++++ Data records

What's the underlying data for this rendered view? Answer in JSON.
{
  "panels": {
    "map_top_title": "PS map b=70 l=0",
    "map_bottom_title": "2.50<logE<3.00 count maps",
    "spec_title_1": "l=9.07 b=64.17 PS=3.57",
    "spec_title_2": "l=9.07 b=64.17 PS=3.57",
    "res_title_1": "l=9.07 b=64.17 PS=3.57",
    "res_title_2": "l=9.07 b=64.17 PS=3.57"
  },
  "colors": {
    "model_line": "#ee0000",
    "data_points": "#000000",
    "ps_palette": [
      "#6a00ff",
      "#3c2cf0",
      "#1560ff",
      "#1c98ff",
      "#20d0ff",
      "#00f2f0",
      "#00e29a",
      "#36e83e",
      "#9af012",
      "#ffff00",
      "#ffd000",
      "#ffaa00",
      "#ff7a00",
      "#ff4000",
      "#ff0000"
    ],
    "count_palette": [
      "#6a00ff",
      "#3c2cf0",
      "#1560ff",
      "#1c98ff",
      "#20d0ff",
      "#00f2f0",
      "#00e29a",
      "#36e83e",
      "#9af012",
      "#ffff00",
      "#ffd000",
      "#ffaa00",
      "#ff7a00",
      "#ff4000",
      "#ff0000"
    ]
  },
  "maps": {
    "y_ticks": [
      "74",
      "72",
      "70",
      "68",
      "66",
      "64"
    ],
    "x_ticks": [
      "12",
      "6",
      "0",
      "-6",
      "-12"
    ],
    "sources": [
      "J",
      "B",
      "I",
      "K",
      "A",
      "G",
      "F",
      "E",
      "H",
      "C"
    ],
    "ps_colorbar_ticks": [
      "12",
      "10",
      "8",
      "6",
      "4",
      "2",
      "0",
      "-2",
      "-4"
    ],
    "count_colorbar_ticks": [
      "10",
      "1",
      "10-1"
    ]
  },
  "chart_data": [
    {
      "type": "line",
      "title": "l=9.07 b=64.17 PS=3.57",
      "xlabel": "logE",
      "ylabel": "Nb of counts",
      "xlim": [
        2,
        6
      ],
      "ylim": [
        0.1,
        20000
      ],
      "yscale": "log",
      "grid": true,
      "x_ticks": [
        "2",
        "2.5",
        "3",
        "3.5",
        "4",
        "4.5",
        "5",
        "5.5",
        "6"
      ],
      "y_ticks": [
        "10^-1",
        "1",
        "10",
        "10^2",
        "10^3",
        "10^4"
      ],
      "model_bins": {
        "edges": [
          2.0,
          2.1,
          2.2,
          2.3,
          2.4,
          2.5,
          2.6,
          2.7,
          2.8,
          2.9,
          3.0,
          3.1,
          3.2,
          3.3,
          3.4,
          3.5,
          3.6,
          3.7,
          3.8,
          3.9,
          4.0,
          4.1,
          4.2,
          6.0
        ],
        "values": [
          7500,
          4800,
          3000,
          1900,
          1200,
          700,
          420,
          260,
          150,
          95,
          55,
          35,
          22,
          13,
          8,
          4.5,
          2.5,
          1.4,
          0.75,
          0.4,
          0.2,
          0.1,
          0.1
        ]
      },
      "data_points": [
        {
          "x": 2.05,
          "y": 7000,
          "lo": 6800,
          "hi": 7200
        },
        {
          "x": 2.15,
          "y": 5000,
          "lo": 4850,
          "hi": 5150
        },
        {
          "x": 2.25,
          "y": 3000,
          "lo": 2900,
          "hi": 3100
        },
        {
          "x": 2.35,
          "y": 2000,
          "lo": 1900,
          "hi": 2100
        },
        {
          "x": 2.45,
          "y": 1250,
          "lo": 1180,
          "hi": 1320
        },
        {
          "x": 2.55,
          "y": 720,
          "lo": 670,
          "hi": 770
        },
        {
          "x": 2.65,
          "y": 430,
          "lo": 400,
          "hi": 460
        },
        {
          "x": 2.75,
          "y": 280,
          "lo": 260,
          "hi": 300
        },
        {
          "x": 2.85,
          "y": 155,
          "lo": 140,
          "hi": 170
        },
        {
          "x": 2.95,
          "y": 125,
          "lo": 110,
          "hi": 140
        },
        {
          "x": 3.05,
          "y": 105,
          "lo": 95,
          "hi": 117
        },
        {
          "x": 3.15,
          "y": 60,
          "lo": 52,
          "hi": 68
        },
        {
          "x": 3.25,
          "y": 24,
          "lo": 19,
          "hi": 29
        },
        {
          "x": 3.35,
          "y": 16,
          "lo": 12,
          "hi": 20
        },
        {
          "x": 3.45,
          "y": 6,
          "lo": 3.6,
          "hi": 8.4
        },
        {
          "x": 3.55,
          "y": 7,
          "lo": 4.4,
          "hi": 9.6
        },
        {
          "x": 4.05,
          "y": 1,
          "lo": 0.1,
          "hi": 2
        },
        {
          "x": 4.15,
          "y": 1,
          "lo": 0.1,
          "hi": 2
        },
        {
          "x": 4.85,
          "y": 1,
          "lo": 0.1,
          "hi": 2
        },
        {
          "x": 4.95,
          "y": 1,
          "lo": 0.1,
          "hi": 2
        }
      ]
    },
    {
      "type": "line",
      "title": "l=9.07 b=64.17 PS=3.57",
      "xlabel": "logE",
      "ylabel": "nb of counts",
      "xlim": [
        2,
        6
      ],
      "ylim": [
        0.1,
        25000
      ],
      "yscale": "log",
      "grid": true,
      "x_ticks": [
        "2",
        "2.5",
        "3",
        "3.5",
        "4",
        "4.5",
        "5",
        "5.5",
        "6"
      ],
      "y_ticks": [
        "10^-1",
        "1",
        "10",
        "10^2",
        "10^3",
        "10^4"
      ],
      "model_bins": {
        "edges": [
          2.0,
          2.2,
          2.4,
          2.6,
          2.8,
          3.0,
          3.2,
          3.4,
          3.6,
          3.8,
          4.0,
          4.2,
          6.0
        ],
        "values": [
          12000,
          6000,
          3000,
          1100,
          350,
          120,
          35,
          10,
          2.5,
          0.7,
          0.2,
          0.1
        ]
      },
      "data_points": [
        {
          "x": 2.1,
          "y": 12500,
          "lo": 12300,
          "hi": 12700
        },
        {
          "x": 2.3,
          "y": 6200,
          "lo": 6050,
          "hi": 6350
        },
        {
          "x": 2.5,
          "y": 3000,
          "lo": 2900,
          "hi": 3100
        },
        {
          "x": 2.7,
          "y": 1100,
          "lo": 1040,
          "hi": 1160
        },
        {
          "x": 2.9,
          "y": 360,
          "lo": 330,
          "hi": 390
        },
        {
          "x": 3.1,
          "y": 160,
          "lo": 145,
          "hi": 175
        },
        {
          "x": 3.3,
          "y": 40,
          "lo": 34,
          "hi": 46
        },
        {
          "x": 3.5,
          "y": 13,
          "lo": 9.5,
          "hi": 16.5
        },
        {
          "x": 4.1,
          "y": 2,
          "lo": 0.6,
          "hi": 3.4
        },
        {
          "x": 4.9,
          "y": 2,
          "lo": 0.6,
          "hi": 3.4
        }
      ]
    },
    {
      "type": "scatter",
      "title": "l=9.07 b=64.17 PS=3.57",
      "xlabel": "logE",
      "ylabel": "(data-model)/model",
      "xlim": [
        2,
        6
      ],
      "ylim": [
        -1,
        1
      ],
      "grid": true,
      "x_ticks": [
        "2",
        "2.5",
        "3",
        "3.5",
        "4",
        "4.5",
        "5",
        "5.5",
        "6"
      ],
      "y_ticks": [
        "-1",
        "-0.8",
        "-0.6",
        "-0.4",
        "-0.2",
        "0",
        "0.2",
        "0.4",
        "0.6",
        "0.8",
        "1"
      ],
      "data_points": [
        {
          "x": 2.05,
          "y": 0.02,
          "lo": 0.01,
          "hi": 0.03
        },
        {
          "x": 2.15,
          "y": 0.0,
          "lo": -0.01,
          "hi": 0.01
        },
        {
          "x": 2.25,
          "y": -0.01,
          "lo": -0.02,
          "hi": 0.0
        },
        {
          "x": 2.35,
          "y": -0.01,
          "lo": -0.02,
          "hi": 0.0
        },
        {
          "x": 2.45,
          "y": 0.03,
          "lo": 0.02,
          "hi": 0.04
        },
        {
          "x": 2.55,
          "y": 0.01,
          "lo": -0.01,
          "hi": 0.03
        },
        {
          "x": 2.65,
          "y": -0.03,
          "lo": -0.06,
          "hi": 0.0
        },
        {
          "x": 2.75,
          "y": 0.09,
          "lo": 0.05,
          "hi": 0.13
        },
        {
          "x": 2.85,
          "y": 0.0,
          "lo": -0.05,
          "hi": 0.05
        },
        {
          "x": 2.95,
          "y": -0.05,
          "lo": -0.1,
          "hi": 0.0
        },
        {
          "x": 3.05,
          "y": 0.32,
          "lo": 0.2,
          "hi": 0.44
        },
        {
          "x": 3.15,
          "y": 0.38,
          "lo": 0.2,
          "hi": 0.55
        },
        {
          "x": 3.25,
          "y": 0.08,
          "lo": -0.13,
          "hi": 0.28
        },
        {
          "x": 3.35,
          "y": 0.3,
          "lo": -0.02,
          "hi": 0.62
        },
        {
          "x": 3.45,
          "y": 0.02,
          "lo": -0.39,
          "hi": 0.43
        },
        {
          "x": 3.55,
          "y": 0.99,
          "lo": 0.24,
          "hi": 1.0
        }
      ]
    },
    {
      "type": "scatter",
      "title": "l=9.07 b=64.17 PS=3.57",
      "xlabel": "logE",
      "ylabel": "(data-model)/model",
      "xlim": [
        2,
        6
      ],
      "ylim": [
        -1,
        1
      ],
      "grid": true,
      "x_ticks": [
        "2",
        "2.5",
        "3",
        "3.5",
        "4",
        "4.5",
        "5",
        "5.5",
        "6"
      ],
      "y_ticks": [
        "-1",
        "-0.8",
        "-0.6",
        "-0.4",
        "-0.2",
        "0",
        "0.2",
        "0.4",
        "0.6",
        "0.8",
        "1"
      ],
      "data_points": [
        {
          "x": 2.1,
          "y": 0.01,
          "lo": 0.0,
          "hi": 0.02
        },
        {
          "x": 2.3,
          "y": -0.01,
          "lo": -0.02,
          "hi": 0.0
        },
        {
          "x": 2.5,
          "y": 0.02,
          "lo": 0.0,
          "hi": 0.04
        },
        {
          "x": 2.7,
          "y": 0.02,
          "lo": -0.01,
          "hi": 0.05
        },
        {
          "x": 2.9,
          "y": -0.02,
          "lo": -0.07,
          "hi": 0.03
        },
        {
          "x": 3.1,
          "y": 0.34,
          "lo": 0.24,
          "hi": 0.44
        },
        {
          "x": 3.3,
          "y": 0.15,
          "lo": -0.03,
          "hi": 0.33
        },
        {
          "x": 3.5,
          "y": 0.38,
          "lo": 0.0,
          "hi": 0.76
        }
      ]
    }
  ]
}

++++++++

Copy every line in the entries above that has the string "counts" in it.

Result of the task:
      "ylabel": "Nb of counts",
      "ylabel": "nb of counts",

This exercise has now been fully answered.